§ **What to do**
From the itertools code passage below, list each distinct function of the itertools module that is called, counting each function only once.

Source passage: Begin

This module implements a number of iterator building blocks.

import itertools

## Combinatoric iterators
list(itertools.combinations('ABC', 2))
## [('A', 'B'), ('A', 'C'), ('B', 'C')]

list(itertools.combinations_with_replacement('ABC', 2))
## [('A', 'A'), ('A', 'B'), ('A', 'C'), ('B', 'B'), ('B', 'C'), ('C', 'C')]

list(itertools.permutations('ABC', 2))
## [('A', 'B'), ('A', 'C'), ('B', 'A'), ('B', 'C'), ('C', 'A'), ('C', 'B')]

list(itertools.product('ABC', repeat = 2))
## [('A', 'A'), ('A', 'B'), ('A', 'C'), ('B', 'A'), ('B', 'B'), ('B', 'C'), ('C', 'A'), ('C', 'B'), ('C', 'C')]

a = [1,3]
b = [2,4]

list(zip(a,b))
## [(1, 2), (3, 4)]

list(itertools.permutations(a+b,2))
## [(1, 3), (1, 2), (1, 4), (3, 1), (3, 2), (3, 4), (2, 1), (2, 3), (2, 4), (4, 1), (4, 3), (4, 2)]

## Accumulate
mylist = [1,3,5,7,9,11,13]
list(itertools.accumulate(mylist))

Source passage: End
Input data: Begin

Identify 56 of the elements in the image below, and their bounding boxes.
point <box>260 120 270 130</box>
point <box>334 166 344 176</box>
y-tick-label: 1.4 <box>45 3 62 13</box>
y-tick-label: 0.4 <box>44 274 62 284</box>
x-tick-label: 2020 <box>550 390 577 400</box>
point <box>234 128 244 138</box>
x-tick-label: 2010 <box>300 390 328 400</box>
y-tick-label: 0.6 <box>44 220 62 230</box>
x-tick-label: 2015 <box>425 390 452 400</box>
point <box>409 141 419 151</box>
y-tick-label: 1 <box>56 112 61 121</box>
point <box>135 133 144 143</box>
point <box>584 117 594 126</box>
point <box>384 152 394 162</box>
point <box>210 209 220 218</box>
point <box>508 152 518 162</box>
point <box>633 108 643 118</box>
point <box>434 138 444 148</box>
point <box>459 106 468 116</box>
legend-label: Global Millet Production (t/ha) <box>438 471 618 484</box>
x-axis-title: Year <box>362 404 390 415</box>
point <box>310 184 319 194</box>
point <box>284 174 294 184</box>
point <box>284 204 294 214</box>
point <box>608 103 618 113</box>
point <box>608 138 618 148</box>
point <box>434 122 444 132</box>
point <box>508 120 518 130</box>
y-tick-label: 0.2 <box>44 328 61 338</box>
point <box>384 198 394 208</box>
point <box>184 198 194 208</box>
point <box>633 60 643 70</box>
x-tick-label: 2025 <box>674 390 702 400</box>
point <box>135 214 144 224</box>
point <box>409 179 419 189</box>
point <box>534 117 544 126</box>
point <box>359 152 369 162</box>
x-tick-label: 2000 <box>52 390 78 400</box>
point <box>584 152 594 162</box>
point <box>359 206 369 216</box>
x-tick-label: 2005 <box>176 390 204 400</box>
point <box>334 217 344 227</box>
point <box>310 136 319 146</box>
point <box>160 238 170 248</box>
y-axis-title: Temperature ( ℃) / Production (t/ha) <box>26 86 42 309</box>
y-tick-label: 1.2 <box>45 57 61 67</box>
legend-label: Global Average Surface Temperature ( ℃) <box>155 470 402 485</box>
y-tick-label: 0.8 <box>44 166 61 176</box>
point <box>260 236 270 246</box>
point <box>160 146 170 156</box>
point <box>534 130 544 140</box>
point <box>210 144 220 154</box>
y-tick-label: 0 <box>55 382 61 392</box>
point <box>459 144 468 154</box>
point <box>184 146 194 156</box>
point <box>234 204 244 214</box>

Input data: End

§ **Written reply**
itertools.combinations
itertools.combinations_with_replacement
itertools.permutations
itertools.product
itertools.accumulate